+++ Textauszug +++

Nach Berlin Tag & Nacht und Köln 50667 – bald Zwiesel 94227 auf RTL2

Wilder als die Vorbilder

Jeder kennt sie, nur die wenigsten geben zu, es regelmäßig zu schauen. Ob das seit 1992 laufende Urgestein Gute Zeiten, schlechte Zeiten, das zwei Jahre später begonnene Unter uns oder Alles was zählt seit 2006 – Seifenopern sind aus den Abendstunden des deutschen Fernsehens nicht mehr wegzudenken.

Und das Konzept geht auf – realitätsnahe Personen mit echten Problemen, bei denen man gerne mitfiebert und dabei unterhalten wird. Für sporadische Zuschauer mag es wirken, als würde das Schicksalsrad alle Figuren jede Woche aufs Neue verschlingen und die Würfel neu werfen da die Produktionsfirma auf Drama setzt – und auch öfters neue Ableger schafft.

Schon seit 2011 erfreut sich Berlin Tag und Nacht mit mittlerweile über 2.700 Episoden bester Einschaltquoten. Nicht weniger erfolgreich ist da Köln 50667, das ebenso auf RTL2 läuft und seit 2013 über 2.300 Episoden hervorgebracht hat. Als die beiden Spitzenreiter preschen sie voran, was nicht an der leichten Zugänglichkeit für besonders junge Zuschauer liegt.

Während man meinen mag, es gäbe mit Abertausenden Folgen und Ablegern im gleichen Serienuniversum bereits ausreichend Seifenopern, so sieht die Filmpool Film- und Fernsehproduktion noch viel ungenütztes Potenzial und setzt einen oben drauf. Dabei will man bei neuen Ablegern nicht nur »irgendeine eine weitere Seifenoper schaffen, sondern die Grenzen des Machbaren weiter ausloten«, heißt es offiziell im Blog von RTL2 und verkündet auch schon den Namen einer neuen Dailysoap.

Das Niveau soll sinken…

…und mit ihm der Blick auf der Landkarte. »Eine weitere Seifenoper in einer weiteren Großstadt wollten wir nicht. Das hätte auch nicht gezogen«, heißt es von Vittorio Valente, dem Hauptproduzenten von Berlin Tag und Nacht und Köln 50667. »Die Zuschauer von heute sind wählerischer und weitaus kritischer zu überzeugen als damals. Sie müssen von der ersten Folge an interessiert, oder besser noch fasziniert sein.«

Nach Erfolgen von Bauer sucht Frau (nebst Ableger Brauer sucht Frau) und Schwiegertochter gesucht stand fest – die neue Serie musste sich auf dem Land bewegen. Weg vom Beton, rein in die Misthaufenregion der 9er Postleitzahlen. Niederbayern!

+++

### Teilaufgaben:
[A] Wer ist laut dem Textauszug über die neue RTL2-Seifenoper der Hauptproduzent von Berlin Tag und Nacht und Köln 50667?
[B] Setze den Textauszug über die neue RTL2-Seifenoper im Anschluss an seinen letzten Satz fort.

+++ Gesammelte Daten +++

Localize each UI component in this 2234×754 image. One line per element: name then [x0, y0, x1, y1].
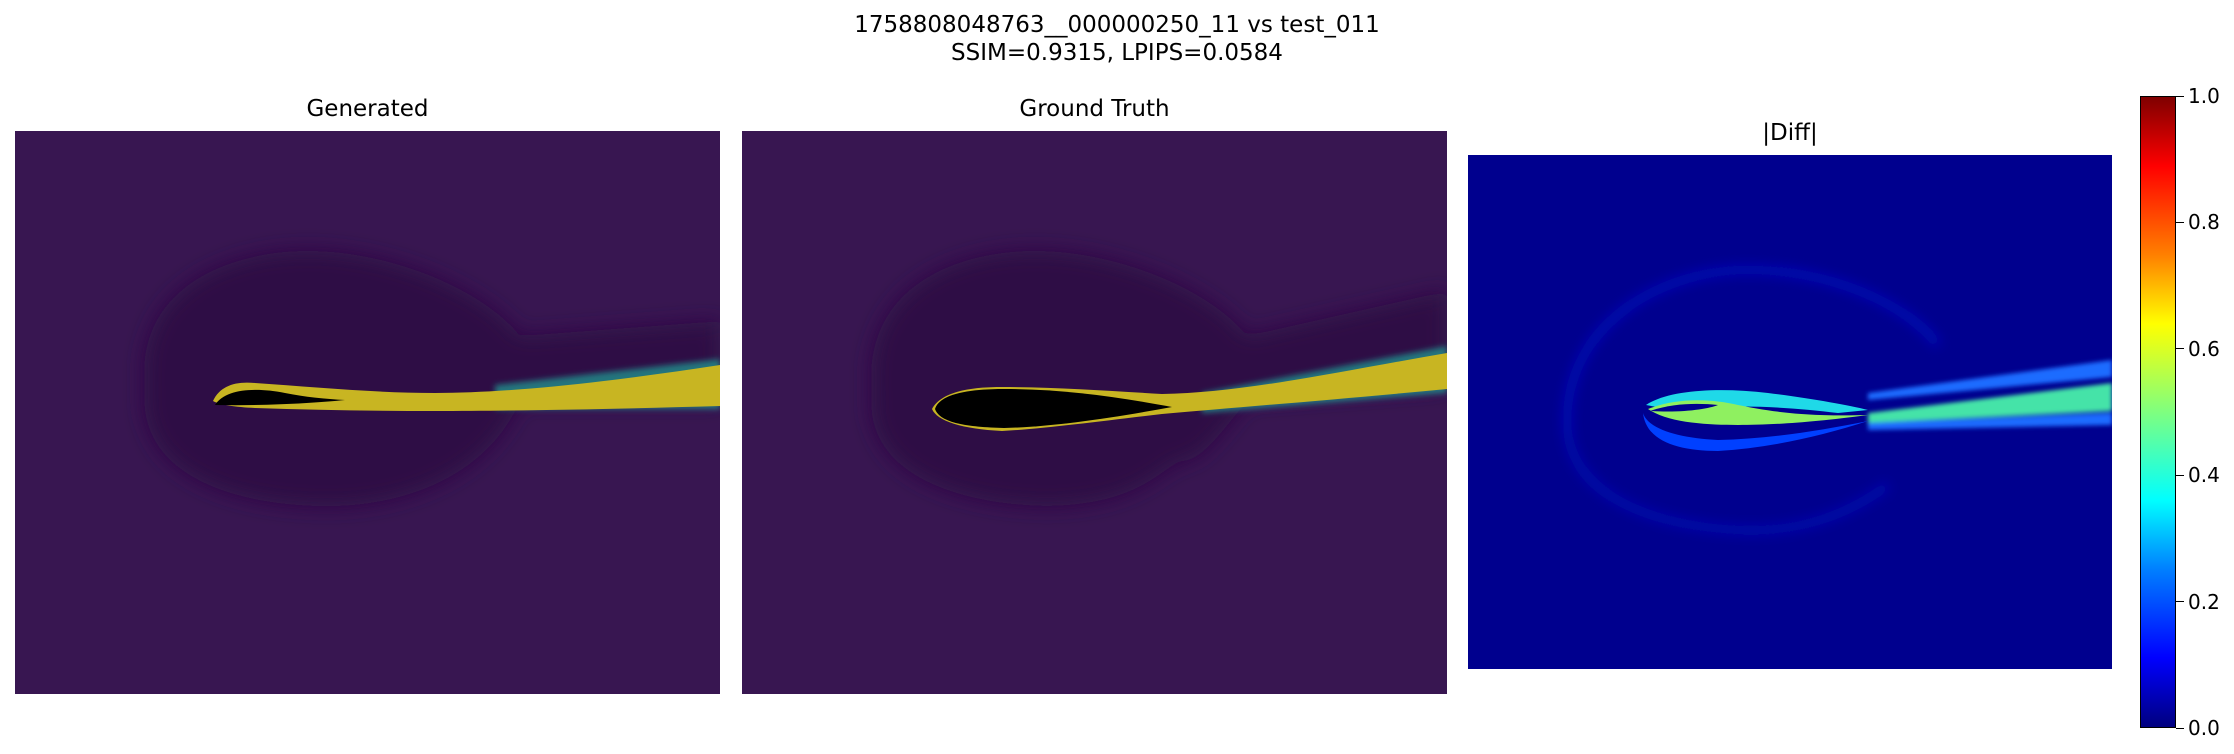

+++

### Erwartete Antworten:
[A] Vittorio Valente.

[B]
In die nähere Auswahl rückten einige kleinere Städte. »Schließlich blieben wir im letzten Rand bei einem Städtchen namens Zwiesel hängen. Das liegt kurz vor der tschechischen Grenze.« Was die Namensgebung anging, da orientierte man sich an Köln 50667. »Um die Zuschauer zu solch später Tageszeit, man strebt das Abendprogramm an, nicht noch weiter zu überfordern, heißt das neue Programm der Schlichtheit halber Zwiesel 94227«, sagt Vittorio Valente. Der gediegene Zuschauer weiß also gleich, was er bekommt.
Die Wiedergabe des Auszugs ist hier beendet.